State the number of lines where "loadfile" appears. Add nothing else.

_SOURCE RECORDS:_
+===+

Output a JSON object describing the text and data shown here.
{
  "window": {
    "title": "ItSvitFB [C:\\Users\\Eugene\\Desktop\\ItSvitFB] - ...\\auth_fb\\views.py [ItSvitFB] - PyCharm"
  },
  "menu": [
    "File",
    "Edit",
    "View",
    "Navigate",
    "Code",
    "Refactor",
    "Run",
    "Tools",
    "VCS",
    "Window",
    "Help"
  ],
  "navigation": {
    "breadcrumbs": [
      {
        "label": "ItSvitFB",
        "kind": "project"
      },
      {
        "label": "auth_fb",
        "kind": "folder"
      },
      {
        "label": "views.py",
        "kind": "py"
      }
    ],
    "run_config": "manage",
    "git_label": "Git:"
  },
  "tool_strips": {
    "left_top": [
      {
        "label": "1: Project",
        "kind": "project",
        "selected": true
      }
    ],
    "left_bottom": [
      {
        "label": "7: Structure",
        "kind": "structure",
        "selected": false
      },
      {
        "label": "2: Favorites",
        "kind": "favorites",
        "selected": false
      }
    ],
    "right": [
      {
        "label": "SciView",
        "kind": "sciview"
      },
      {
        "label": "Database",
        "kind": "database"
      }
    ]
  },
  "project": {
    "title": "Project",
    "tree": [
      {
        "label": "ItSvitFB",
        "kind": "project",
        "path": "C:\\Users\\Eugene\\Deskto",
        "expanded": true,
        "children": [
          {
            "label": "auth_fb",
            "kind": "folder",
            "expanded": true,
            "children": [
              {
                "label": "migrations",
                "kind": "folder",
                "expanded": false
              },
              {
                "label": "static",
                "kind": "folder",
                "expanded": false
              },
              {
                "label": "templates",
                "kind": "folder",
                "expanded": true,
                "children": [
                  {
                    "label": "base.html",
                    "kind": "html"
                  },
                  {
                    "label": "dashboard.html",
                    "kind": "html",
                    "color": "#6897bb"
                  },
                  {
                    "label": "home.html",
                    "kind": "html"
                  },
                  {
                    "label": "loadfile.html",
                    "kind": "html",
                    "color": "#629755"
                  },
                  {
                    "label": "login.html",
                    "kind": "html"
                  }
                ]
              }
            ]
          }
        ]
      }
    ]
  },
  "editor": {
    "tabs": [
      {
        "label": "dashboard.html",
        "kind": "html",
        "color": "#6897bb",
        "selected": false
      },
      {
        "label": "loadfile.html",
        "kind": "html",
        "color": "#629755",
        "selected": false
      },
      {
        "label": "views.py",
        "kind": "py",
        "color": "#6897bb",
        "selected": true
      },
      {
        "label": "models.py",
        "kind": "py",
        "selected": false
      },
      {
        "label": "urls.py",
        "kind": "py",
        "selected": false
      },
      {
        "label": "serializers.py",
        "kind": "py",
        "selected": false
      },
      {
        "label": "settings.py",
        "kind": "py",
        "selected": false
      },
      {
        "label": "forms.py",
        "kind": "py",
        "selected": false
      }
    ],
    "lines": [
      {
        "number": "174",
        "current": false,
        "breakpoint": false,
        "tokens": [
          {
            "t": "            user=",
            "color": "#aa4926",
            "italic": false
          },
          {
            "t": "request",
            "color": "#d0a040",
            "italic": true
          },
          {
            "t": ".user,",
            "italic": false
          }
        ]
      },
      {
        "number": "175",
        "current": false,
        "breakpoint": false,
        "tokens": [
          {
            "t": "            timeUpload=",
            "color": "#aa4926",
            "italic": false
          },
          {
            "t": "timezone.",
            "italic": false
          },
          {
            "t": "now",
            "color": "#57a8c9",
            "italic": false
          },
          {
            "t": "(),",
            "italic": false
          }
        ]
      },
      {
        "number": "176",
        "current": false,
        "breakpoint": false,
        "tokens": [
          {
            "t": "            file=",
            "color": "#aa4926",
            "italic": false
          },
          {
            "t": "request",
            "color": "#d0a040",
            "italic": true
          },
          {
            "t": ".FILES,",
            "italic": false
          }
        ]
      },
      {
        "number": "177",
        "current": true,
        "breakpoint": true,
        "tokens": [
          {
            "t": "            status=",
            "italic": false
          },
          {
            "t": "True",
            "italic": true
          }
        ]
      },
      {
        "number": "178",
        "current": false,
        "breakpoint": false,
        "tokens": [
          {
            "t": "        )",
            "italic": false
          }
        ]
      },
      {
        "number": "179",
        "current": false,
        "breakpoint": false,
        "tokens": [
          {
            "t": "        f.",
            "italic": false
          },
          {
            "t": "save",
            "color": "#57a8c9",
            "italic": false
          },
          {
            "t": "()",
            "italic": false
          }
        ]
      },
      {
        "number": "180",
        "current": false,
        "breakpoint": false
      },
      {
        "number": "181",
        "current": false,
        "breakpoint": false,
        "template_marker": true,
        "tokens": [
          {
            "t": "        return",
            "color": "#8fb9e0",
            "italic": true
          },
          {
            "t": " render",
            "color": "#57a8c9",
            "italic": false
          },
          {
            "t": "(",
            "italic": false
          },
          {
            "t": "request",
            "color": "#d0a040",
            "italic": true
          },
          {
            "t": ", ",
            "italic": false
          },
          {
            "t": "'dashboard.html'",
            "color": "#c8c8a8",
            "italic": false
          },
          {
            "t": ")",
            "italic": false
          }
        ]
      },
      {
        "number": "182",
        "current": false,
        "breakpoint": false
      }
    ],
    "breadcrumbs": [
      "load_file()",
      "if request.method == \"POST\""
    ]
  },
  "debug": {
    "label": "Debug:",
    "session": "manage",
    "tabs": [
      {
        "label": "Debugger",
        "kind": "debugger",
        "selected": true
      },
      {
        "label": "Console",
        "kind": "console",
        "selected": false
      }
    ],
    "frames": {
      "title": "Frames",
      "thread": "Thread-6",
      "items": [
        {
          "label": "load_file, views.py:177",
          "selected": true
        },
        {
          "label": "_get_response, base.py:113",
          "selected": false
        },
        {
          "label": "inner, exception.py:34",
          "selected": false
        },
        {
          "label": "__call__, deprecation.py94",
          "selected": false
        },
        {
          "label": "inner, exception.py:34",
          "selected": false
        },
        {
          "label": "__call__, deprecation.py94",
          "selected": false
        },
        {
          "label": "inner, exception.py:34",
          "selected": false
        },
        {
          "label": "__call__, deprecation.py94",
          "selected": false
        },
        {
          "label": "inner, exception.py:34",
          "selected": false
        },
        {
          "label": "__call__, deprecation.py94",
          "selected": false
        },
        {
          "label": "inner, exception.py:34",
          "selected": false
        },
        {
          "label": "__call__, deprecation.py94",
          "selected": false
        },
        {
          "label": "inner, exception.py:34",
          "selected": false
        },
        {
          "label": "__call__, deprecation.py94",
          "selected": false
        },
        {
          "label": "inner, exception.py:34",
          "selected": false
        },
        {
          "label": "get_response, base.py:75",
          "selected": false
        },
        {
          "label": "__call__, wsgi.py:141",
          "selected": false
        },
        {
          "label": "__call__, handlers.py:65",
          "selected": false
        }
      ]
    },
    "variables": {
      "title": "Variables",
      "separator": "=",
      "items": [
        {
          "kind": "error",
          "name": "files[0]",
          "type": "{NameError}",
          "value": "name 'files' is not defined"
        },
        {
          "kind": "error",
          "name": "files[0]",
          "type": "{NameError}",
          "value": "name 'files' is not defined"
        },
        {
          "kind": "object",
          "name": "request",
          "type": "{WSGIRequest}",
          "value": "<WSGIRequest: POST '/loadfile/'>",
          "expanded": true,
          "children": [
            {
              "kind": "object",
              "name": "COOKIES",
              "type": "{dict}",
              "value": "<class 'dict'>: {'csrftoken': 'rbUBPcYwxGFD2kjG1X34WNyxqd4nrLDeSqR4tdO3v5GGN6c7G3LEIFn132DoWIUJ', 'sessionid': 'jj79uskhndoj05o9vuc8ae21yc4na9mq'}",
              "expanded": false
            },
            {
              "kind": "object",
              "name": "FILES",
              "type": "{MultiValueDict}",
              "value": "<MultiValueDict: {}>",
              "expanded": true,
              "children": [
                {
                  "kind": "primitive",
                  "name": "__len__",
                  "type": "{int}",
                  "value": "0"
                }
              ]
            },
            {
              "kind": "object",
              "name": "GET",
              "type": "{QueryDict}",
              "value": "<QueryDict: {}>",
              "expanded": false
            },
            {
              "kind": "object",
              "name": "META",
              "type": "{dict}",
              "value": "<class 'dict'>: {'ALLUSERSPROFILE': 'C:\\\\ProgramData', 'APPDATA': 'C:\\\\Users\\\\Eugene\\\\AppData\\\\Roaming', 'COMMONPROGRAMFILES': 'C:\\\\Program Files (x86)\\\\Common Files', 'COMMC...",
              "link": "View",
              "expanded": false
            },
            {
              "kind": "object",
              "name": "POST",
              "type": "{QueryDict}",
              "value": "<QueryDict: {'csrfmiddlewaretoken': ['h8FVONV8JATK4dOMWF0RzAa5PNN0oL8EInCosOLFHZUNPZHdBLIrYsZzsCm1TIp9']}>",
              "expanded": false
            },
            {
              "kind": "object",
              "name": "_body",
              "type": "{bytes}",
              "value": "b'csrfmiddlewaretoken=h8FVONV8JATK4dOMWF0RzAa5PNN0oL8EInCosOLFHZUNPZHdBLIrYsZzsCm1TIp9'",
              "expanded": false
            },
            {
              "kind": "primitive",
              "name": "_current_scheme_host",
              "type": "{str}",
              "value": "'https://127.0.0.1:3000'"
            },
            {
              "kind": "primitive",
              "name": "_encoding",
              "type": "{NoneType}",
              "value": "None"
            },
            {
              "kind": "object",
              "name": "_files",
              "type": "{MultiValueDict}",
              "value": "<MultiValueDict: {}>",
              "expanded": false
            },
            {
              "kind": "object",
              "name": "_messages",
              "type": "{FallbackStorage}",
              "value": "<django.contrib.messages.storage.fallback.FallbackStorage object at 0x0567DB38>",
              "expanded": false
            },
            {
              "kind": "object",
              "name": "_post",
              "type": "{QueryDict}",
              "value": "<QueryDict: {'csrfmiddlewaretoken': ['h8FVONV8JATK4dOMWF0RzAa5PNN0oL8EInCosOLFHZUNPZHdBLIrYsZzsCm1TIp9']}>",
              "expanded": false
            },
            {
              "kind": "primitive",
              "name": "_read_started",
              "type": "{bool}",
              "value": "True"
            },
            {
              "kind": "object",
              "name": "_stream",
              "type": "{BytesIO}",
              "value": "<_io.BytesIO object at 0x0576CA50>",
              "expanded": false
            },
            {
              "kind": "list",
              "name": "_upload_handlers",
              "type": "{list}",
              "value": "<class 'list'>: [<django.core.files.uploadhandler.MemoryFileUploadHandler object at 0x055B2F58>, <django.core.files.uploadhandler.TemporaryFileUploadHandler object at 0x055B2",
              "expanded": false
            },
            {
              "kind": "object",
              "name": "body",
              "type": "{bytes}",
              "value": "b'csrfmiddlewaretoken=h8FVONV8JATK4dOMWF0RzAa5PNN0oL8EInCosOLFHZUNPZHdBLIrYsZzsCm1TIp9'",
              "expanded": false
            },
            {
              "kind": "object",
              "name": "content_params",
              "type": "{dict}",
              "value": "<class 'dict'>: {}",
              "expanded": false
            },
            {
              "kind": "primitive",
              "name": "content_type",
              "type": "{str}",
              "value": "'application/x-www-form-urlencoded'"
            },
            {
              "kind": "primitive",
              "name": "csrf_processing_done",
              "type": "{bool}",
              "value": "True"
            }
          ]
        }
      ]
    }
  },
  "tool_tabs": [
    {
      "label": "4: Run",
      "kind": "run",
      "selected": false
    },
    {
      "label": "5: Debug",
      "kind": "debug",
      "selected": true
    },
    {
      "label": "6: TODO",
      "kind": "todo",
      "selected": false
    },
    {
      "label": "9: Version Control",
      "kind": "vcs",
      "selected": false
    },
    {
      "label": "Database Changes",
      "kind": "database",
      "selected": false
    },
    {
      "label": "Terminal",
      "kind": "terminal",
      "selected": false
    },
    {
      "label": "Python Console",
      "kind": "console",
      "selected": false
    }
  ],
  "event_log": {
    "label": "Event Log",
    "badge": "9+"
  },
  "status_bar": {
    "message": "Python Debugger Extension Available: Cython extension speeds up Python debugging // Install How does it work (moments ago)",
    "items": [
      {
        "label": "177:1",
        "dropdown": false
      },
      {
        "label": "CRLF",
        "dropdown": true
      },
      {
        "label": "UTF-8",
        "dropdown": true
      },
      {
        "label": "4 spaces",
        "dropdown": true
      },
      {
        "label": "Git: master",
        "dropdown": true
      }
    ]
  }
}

+===+

_EXERCISE ANSWER:_ 3